## OBJECTIVE
Below is a set of records. Repeat all of them exactly.

## EXTRACTED INFORMATION

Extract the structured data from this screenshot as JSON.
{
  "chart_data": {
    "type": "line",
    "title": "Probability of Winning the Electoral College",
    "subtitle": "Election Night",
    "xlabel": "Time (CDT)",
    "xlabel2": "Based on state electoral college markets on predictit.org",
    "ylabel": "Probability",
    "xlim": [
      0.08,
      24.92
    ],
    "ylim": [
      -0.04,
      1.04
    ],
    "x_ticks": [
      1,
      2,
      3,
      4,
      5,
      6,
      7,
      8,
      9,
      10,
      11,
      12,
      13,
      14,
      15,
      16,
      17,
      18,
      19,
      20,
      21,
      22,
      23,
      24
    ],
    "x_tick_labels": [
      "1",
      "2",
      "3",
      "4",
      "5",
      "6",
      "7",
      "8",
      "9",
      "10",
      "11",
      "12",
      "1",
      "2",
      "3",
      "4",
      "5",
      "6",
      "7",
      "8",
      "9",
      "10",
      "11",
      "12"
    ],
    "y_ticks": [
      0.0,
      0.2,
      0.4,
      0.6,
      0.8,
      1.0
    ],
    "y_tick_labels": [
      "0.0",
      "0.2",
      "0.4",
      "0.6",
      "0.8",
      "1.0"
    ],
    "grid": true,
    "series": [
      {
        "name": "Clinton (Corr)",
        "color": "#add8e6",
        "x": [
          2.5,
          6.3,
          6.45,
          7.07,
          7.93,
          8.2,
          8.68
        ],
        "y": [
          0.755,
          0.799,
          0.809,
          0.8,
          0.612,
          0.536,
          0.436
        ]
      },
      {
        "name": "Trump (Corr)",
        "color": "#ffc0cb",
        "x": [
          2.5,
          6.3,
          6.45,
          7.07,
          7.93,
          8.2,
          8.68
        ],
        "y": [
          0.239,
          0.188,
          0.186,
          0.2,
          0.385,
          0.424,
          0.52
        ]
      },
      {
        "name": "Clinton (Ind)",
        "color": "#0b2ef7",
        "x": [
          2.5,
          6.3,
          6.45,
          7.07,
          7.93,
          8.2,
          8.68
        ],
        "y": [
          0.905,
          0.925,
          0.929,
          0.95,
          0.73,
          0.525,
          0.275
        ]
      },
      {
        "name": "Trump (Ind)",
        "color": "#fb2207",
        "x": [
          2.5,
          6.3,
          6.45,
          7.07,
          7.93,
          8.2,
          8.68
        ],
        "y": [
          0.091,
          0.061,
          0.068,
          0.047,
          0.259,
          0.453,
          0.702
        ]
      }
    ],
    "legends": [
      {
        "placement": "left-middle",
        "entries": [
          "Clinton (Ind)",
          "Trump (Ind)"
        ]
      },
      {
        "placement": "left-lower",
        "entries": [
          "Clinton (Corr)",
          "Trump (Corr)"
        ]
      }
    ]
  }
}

## ANSWER FOR THIS EXERCISE
Extract the structured data from this screenshot as JSON.
{
  "chart_data": {
    "type": "line",
    "title": "Probability of Winning the Electoral College",
    "subtitle": "Election Night",
    "xlabel": "Time (CDT)",
    "xlabel2": "Based on state electoral college markets on predictit.org",
    "ylabel": "Probability",
    "xlim": [
      0.08,
      24.92
    ],
    "ylim": [
      -0.04,
      1.04
    ],
    "x_ticks": [
      1,
      2,
      3,
      4,
      5,
      6,
      7,
      8,
      9,
      10,
      11,
      12,
      13,
      14,
      15,
      16,
      17,
      18,
      19,
      20,
      21,
      22,
      23,
      24
    ],
    "x_tick_labels": [
      "1",
      "2",
      "3",
      "4",
      "5",
      "6",
      "7",
      "8",
      "9",
      "10",
      "11",
      "12",
      "1",
      "2",
      "3",
      "4",
      "5",
      "6",
      "7",
      "8",
      "9",
      "10",
      "11",
      "12"
    ],
    "y_ticks": [
      0.0,
      0.2,
      0.4,
      0.6,
      0.8,
      1.0
    ],
    "y_tick_labels": [
      "0.0",
      "0.2",
      "0.4",
      "0.6",
      "0.8",
      "1.0"
    ],
    "grid": true,
    "series": [
      {
        "name": "Clinton (Corr)",
        "color": "#add8e6",
        "x": [
          2.5,
          6.3,
          6.45,
          7.07,
          7.93,
          8.2,
          8.68
        ],
        "y": [
          0.755,
          0.799,
          0.809,
          0.8,
          0.612,
          0.536,
          0.436
        ]
      },
      {
        "name": "Trump (Corr)",
        "color": "#ffc0cb",
        "x": [
          2.5,
          6.3,
          6.45,
          7.07,
          7.93,
          8.2,
          8.68
        ],
        "y": [
          0.239,
          0.188,
          0.186,
          0.2,
          0.385,
          0.424,
          0.52
        ]
      },
      {
        "name": "Clinton (Ind)",
        "color": "#0b2ef7",
        "x": [
          2.5,
          6.3,
          6.45,
          7.07,
          7.93,
          8.2,
          8.68
        ],
        "y": [
          0.905,
          0.925,
          0.929,
          0.95,
          0.73,
          0.525,
          0.275
        ]
      },
      {
        "name": "Trump (Ind)",
        "color": "#fb2207",
        "x": [
          2.5,
          6.3,
          6.45,
          7.07,
          7.93,
          8.2,
          8.68
        ],
        "y": [
          0.091,
          0.061,
          0.068,
          0.047,
          0.259,
          0.453,
          0.702
        ]
      }
    ],
    "legends": [
      {
        "placement": "left-middle",
        "entries": [
          "Clinton (Ind)",
          "Trump (Ind)"
        ]
      },
      {
        "placement": "left-lower",
        "entries": [
          "Clinton (Corr)",
          "Trump (Corr)"
        ]
      }
    ]
  }
}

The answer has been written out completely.